Scan the listing below and copy every line holding "OSEQ".

§ Supplied entries:
┄┄┄┄┄┄┄┄┄┄
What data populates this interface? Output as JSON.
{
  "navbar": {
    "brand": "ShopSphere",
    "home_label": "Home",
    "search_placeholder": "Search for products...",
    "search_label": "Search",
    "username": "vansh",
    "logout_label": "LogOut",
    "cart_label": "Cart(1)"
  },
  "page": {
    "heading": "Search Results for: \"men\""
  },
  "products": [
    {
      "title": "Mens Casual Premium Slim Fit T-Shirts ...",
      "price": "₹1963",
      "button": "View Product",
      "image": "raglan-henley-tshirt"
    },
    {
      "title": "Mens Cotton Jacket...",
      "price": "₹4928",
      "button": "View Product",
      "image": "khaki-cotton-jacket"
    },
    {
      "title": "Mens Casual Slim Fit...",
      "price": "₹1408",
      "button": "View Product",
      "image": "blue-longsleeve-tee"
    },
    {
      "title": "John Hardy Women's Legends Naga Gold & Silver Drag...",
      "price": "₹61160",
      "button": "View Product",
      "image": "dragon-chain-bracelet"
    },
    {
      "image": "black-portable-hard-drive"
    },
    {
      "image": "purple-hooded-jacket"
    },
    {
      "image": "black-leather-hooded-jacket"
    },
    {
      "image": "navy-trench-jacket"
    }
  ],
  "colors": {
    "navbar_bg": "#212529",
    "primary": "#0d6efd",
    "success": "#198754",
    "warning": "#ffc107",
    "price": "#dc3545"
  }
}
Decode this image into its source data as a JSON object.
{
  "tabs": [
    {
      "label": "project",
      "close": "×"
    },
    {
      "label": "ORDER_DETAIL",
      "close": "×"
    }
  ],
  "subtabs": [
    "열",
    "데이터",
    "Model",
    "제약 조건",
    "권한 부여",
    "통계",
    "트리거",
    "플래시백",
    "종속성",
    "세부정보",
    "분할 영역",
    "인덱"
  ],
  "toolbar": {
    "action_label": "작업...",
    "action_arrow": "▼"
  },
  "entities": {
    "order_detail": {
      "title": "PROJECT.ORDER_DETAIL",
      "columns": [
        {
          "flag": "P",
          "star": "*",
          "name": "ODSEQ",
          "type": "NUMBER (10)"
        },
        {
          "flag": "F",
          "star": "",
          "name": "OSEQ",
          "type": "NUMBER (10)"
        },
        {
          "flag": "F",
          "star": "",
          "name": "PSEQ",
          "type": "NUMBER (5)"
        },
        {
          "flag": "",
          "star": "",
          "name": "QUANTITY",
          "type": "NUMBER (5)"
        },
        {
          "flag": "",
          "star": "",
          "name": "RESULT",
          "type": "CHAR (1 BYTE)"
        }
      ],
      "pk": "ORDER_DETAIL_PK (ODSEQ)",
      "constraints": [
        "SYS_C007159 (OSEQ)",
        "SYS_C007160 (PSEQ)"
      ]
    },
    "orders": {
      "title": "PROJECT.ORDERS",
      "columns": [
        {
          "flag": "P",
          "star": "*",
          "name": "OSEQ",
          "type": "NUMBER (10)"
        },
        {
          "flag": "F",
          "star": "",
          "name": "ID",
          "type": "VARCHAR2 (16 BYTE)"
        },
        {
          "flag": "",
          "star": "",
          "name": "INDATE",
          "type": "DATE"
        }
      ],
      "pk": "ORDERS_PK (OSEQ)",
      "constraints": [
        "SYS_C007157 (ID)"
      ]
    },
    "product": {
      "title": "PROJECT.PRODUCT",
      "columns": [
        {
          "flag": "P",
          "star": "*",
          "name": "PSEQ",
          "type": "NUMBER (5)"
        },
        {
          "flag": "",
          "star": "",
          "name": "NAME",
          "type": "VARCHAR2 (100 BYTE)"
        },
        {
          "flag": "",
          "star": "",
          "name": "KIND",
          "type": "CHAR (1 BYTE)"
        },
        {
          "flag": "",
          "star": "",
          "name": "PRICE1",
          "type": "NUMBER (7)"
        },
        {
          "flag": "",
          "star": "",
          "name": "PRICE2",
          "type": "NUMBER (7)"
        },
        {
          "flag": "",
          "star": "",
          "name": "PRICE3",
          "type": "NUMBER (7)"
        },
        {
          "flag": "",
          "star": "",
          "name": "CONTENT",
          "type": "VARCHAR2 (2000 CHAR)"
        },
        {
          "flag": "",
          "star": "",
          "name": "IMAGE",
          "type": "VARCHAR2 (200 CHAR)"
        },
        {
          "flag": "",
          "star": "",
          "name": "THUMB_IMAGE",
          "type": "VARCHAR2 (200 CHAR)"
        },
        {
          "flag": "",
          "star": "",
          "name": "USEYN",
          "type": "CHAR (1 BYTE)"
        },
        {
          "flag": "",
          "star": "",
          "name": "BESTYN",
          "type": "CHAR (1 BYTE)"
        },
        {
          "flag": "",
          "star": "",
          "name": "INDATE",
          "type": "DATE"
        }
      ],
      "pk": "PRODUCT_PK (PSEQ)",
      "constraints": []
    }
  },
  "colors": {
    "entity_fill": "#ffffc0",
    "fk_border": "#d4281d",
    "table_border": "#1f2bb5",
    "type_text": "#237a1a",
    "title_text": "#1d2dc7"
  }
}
┄┄┄┄┄┄┄┄┄┄
§ Answer to this problem:
          "name": "OSEQ",
        "SYS_C007159 (OSEQ)",
          "name": "OSEQ",
      "pk": "ORDERS_PK (OSEQ)",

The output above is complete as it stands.